» Your instructions: Return all the entries exactly, keeping pictures out.

Records excerpted from a collection
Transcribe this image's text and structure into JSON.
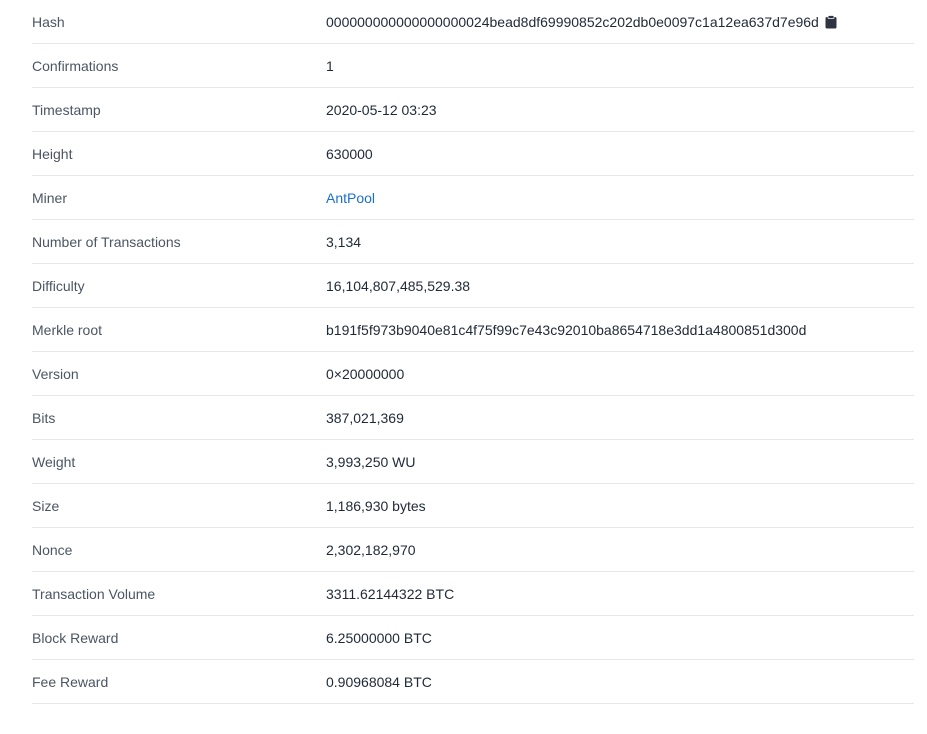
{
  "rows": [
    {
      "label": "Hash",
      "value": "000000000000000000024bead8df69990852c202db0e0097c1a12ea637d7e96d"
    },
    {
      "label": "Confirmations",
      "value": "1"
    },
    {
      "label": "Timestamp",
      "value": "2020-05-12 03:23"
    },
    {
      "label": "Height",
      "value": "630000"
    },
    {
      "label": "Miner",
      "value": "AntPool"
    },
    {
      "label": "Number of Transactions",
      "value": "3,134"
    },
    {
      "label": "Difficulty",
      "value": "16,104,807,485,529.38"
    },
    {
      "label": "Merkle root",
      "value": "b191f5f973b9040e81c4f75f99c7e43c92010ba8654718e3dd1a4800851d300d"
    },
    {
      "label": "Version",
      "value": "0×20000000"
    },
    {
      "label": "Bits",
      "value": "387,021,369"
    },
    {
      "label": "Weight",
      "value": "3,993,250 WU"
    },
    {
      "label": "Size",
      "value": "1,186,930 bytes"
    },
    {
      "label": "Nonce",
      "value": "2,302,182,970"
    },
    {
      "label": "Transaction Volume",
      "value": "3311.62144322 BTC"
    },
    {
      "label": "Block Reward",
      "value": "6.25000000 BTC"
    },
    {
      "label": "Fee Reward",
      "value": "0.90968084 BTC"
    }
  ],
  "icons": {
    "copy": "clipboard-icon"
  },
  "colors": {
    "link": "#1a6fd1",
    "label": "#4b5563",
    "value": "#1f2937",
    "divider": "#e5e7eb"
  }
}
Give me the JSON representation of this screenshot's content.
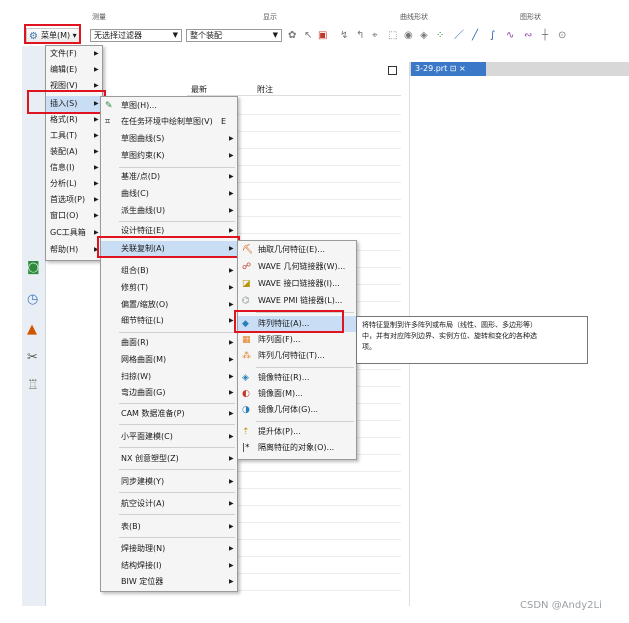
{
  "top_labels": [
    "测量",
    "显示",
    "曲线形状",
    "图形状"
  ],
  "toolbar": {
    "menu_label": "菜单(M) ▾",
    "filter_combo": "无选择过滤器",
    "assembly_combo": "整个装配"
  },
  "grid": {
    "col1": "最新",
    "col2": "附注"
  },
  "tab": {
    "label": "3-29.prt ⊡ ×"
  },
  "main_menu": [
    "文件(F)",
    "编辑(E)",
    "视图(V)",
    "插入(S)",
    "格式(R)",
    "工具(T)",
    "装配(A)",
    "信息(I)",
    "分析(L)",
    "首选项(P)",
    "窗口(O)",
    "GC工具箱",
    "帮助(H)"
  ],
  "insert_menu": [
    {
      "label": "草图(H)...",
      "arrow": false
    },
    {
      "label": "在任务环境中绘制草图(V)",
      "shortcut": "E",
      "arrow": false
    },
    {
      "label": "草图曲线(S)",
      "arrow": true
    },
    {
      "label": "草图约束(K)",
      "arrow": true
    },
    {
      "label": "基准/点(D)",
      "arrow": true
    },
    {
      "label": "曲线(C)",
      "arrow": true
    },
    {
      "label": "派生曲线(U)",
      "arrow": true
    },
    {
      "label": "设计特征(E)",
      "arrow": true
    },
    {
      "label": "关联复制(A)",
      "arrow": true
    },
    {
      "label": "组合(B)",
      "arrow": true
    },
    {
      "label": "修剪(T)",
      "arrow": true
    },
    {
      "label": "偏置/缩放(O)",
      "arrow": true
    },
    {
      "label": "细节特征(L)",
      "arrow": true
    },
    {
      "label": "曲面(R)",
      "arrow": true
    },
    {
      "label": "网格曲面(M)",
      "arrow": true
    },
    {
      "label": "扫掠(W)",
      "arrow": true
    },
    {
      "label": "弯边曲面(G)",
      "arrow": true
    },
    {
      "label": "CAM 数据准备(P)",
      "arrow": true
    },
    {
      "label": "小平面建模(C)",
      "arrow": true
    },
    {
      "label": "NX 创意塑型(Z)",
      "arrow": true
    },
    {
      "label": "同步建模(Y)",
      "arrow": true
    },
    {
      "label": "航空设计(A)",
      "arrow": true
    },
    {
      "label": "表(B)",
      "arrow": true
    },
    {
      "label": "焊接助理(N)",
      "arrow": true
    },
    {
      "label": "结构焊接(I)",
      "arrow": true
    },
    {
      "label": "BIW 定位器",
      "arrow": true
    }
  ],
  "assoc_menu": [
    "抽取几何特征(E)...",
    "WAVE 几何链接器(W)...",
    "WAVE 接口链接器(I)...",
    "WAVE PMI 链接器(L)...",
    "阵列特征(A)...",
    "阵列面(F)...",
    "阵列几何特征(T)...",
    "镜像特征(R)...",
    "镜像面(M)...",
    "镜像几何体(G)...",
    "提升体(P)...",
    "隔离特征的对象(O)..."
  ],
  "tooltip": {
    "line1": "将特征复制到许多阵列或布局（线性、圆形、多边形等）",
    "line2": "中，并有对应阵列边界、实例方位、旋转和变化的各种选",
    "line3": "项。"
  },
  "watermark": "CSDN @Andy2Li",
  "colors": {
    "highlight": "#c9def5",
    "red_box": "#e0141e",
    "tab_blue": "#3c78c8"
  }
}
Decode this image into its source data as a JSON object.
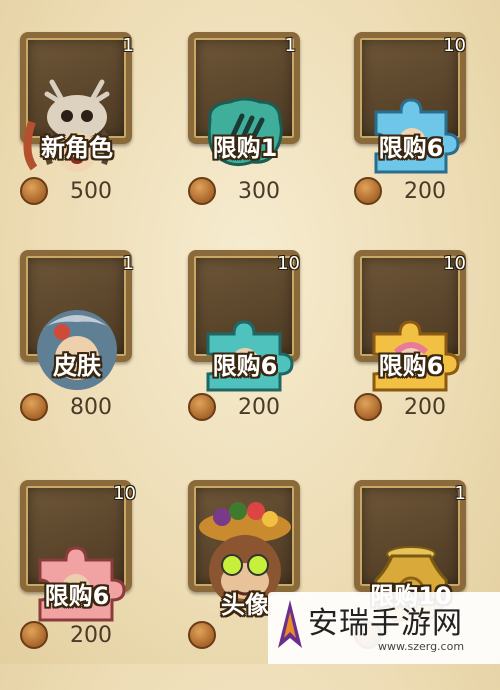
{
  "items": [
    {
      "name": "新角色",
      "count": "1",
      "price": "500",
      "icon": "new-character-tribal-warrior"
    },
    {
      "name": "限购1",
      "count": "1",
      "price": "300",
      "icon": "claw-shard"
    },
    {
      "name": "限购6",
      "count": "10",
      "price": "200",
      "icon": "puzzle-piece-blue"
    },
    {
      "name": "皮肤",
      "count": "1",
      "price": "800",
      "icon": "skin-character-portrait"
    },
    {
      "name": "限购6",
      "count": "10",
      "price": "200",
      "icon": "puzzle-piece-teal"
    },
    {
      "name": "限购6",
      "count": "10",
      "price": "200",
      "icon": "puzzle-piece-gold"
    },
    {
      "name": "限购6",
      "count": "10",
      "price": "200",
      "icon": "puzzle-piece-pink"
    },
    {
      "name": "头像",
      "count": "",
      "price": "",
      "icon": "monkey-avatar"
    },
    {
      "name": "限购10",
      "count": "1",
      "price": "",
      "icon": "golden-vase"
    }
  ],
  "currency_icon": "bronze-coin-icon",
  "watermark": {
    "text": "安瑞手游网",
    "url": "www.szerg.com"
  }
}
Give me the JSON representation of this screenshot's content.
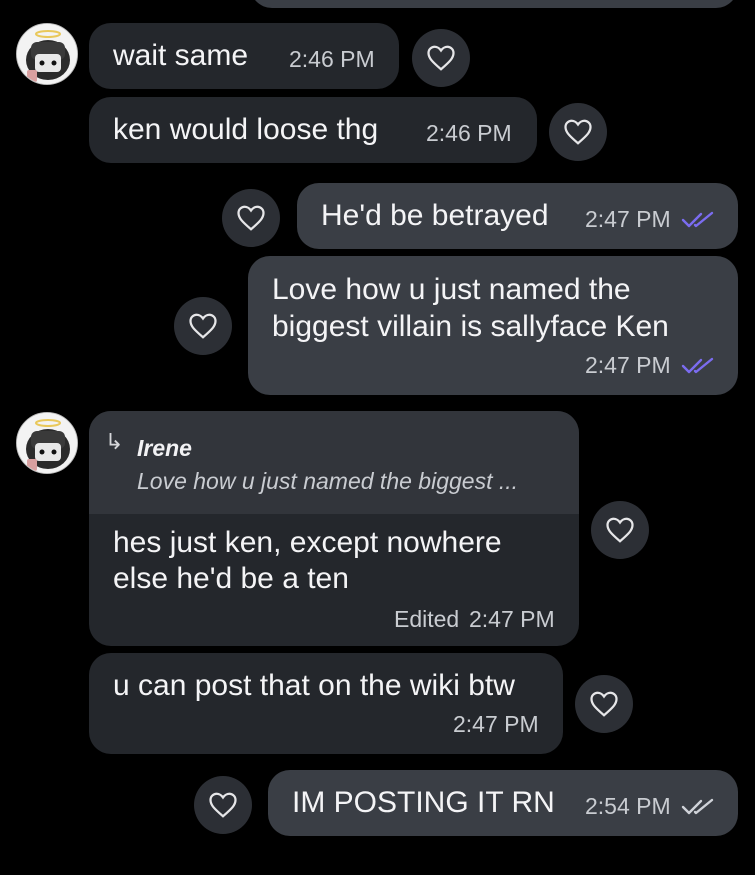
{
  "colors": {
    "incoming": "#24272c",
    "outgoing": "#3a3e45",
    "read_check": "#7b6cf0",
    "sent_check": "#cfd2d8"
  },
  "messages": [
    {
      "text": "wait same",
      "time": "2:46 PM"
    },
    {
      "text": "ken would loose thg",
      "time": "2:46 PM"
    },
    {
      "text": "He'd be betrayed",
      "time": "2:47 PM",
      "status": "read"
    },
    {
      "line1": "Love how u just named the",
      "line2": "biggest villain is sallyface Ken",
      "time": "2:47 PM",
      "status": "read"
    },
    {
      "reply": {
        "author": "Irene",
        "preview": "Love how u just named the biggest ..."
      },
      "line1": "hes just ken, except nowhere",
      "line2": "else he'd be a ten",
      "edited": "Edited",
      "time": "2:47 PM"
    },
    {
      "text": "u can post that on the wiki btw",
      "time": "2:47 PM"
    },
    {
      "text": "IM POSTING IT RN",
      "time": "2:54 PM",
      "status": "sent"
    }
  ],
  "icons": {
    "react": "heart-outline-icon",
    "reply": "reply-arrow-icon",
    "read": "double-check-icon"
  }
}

» Full response:
Transcribe this image's text and structure into JSON.
{
  "rows": [
    {
      "label": "Hash",
      "value": "000000000000000000024bead8df69990852c202db0e0097c1a12ea637d7e96d"
    },
    {
      "label": "Confirmations",
      "value": "1"
    },
    {
      "label": "Timestamp",
      "value": "2020-05-12 03:23"
    },
    {
      "label": "Height",
      "value": "630000"
    },
    {
      "label": "Miner",
      "value": "AntPool"
    },
    {
      "label": "Number of Transactions",
      "value": "3,134"
    },
    {
      "label": "Difficulty",
      "value": "16,104,807,485,529.38"
    },
    {
      "label": "Merkle root",
      "value": "b191f5f973b9040e81c4f75f99c7e43c92010ba8654718e3dd1a4800851d300d"
    },
    {
      "label": "Version",
      "value": "0×20000000"
    },
    {
      "label": "Bits",
      "value": "387,021,369"
    },
    {
      "label": "Weight",
      "value": "3,993,250 WU"
    },
    {
      "label": "Size",
      "value": "1,186,930 bytes"
    },
    {
      "label": "Nonce",
      "value": "2,302,182,970"
    },
    {
      "label": "Transaction Volume",
      "value": "3311.62144322 BTC"
    },
    {
      "label": "Block Reward",
      "value": "6.25000000 BTC"
    },
    {
      "label": "Fee Reward",
      "value": "0.90968084 BTC"
    }
  ],
  "icons": {
    "copy": "clipboard-icon"
  },
  "colors": {
    "link": "#1a6fd1",
    "label": "#4b5563",
    "value": "#1f2937",
    "divider": "#e5e7eb"
  }
}
Give me the JSON representation of this screenshot's content.
{
  "top_labels": [
    "测量",
    "显示",
    "曲线形状",
    "图形状"
  ],
  "toolbar": {
    "menu_label": "菜单(M) ▾",
    "filter_combo": "无选择过滤器",
    "assembly_combo": "整个装配"
  },
  "grid": {
    "col1": "最新",
    "col2": "附注"
  },
  "tab": {
    "label": "3-29.prt ⊡ ×"
  },
  "main_menu": [
    "文件(F)",
    "编辑(E)",
    "视图(V)",
    "插入(S)",
    "格式(R)",
    "工具(T)",
    "装配(A)",
    "信息(I)",
    "分析(L)",
    "首选项(P)",
    "窗口(O)",
    "GC工具箱",
    "帮助(H)"
  ],
  "insert_menu": [
    {
      "label": "草图(H)...",
      "arrow": false
    },
    {
      "label": "在任务环境中绘制草图(V)",
      "shortcut": "E",
      "arrow": false
    },
    {
      "label": "草图曲线(S)",
      "arrow": true
    },
    {
      "label": "草图约束(K)",
      "arrow": true
    },
    {
      "label": "基准/点(D)",
      "arrow": true
    },
    {
      "label": "曲线(C)",
      "arrow": true
    },
    {
      "label": "派生曲线(U)",
      "arrow": true
    },
    {
      "label": "设计特征(E)",
      "arrow": true
    },
    {
      "label": "关联复制(A)",
      "arrow": true
    },
    {
      "label": "组合(B)",
      "arrow": true
    },
    {
      "label": "修剪(T)",
      "arrow": true
    },
    {
      "label": "偏置/缩放(O)",
      "arrow": true
    },
    {
      "label": "细节特征(L)",
      "arrow": true
    },
    {
      "label": "曲面(R)",
      "arrow": true
    },
    {
      "label": "网格曲面(M)",
      "arrow": true
    },
    {
      "label": "扫掠(W)",
      "arrow": true
    },
    {
      "label": "弯边曲面(G)",
      "arrow": true
    },
    {
      "label": "CAM 数据准备(P)",
      "arrow": true
    },
    {
      "label": "小平面建模(C)",
      "arrow": true
    },
    {
      "label": "NX 创意塑型(Z)",
      "arrow": true
    },
    {
      "label": "同步建模(Y)",
      "arrow": true
    },
    {
      "label": "航空设计(A)",
      "arrow": true
    },
    {
      "label": "表(B)",
      "arrow": true
    },
    {
      "label": "焊接助理(N)",
      "arrow": true
    },
    {
      "label": "结构焊接(I)",
      "arrow": true
    },
    {
      "label": "BIW 定位器",
      "arrow": true
    }
  ],
  "assoc_menu": [
    "抽取几何特征(E)...",
    "WAVE 几何链接器(W)...",
    "WAVE 接口链接器(I)...",
    "WAVE PMI 链接器(L)...",
    "阵列特征(A)...",
    "阵列面(F)...",
    "阵列几何特征(T)...",
    "镜像特征(R)...",
    "镜像面(M)...",
    "镜像几何体(G)...",
    "提升体(P)...",
    "隔离特征的对象(O)..."
  ],
  "tooltip": {
    "line1": "将特征复制到许多阵列或布局（线性、圆形、多边形等）",
    "line2": "中，并有对应阵列边界、实例方位、旋转和变化的各种选",
    "line3": "项。"
  },
  "watermark": "CSDN @Andy2Li",
  "colors": {
    "highlight": "#c9def5",
    "red_box": "#e0141e",
    "tab_blue": "#3c78c8"
  }
}
Decode this image into its source data as a JSON object.
{
  "items": [
    {
      "name": "新角色",
      "count": "1",
      "price": "500",
      "icon": "new-character-tribal-warrior"
    },
    {
      "name": "限购1",
      "count": "1",
      "price": "300",
      "icon": "claw-shard"
    },
    {
      "name": "限购6",
      "count": "10",
      "price": "200",
      "icon": "puzzle-piece-blue"
    },
    {
      "name": "皮肤",
      "count": "1",
      "price": "800",
      "icon": "skin-character-portrait"
    },
    {
      "name": "限购6",
      "count": "10",
      "price": "200",
      "icon": "puzzle-piece-teal"
    },
    {
      "name": "限购6",
      "count": "10",
      "price": "200",
      "icon": "puzzle-piece-gold"
    },
    {
      "name": "限购6",
      "count": "10",
      "price": "200",
      "icon": "puzzle-piece-pink"
    },
    {
      "name": "头像",
      "count": "",
      "price": "",
      "icon": "monkey-avatar"
    },
    {
      "name": "限购10",
      "count": "1",
      "price": "",
      "icon": "golden-vase"
    }
  ],
  "currency_icon": "bronze-coin-icon",
  "watermark": {
    "text": "安瑞手游网",
    "url": "www.szerg.com"
  }
}
Give me the JSON representation of this screenshot's content.
{
  "colors": {
    "incoming": "#24272c",
    "outgoing": "#3a3e45",
    "read_check": "#7b6cf0",
    "sent_check": "#cfd2d8"
  },
  "messages": [
    {
      "text": "wait same",
      "time": "2:46 PM"
    },
    {
      "text": "ken would loose thg",
      "time": "2:46 PM"
    },
    {
      "text": "He'd be betrayed",
      "time": "2:47 PM",
      "status": "read"
    },
    {
      "line1": "Love how u just named the",
      "line2": "biggest villain is sallyface Ken",
      "time": "2:47 PM",
      "status": "read"
    },
    {
      "reply": {
        "author": "Irene",
        "preview": "Love how u just named the biggest ..."
      },
      "line1": "hes just ken, except nowhere",
      "line2": "else he'd be a ten",
      "edited": "Edited",
      "time": "2:47 PM"
    },
    {
      "text": "u can post that on the wiki btw",
      "time": "2:47 PM"
    },
    {
      "text": "IM POSTING IT RN",
      "time": "2:54 PM",
      "status": "sent"
    }
  ],
  "icons": {
    "react": "heart-outline-icon",
    "reply": "reply-arrow-icon",
    "read": "double-check-icon"
  }
}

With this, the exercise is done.